-- Start DATA EXCERPTS --
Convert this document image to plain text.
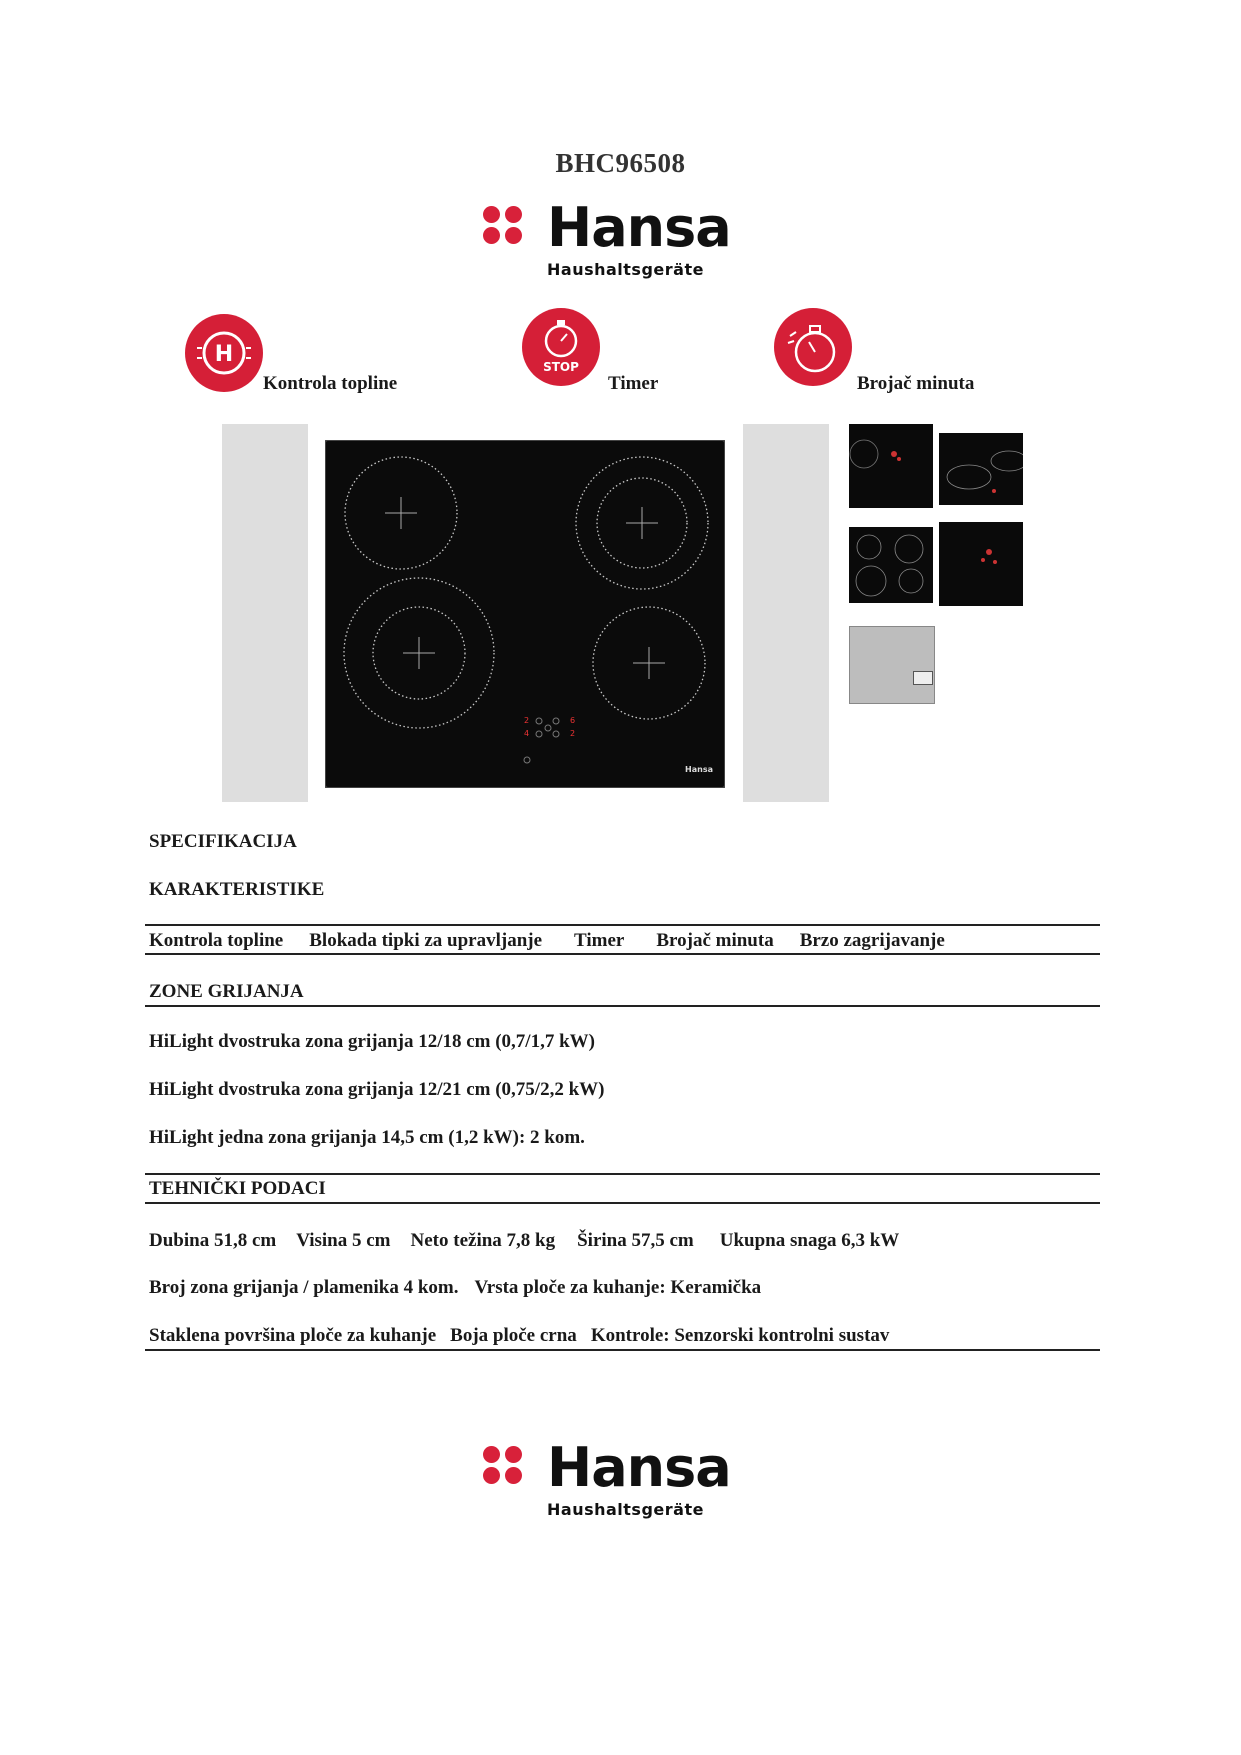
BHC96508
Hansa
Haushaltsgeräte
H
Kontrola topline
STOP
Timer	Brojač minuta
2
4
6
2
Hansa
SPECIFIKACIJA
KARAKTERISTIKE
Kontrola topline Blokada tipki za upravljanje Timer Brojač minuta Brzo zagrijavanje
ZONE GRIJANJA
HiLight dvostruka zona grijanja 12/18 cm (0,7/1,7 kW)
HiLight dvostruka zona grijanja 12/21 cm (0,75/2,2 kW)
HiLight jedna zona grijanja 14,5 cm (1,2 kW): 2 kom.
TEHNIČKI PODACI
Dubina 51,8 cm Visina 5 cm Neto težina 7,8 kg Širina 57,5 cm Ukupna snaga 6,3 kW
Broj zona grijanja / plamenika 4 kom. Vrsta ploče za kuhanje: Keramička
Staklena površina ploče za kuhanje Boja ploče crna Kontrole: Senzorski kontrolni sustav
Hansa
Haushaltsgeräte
-- End DATA EXCERPTS --
YOUR TASK> Leave the images out and output the remaining material exactly as it stands.

WORKED SOLUTION>
Convert this document image to plain text.
BHC96508
Hansa
Haushaltsgeräte
H
Kontrola topline
STOP
Timer	Brojač minuta
2
4
6
2
Hansa
SPECIFIKACIJA
KARAKTERISTIKE
Kontrola topline Blokada tipki za upravljanje Timer Brojač minuta Brzo zagrijavanje
ZONE GRIJANJA
HiLight dvostruka zona grijanja 12/18 cm (0,7/1,7 kW)
HiLight dvostruka zona grijanja 12/21 cm (0,75/2,2 kW)
HiLight jedna zona grijanja 14,5 cm (1,2 kW): 2 kom.
TEHNIČKI PODACI
Dubina 51,8 cm Visina 5 cm Neto težina 7,8 kg Širina 57,5 cm Ukupna snaga 6,3 kW
Broj zona grijanja / plamenika 4 kom. Vrsta ploče za kuhanje: Keramička
Staklena površina ploče za kuhanje Boja ploče crna Kontrole: Senzorski kontrolni sustav
Hansa
Haushaltsgeräte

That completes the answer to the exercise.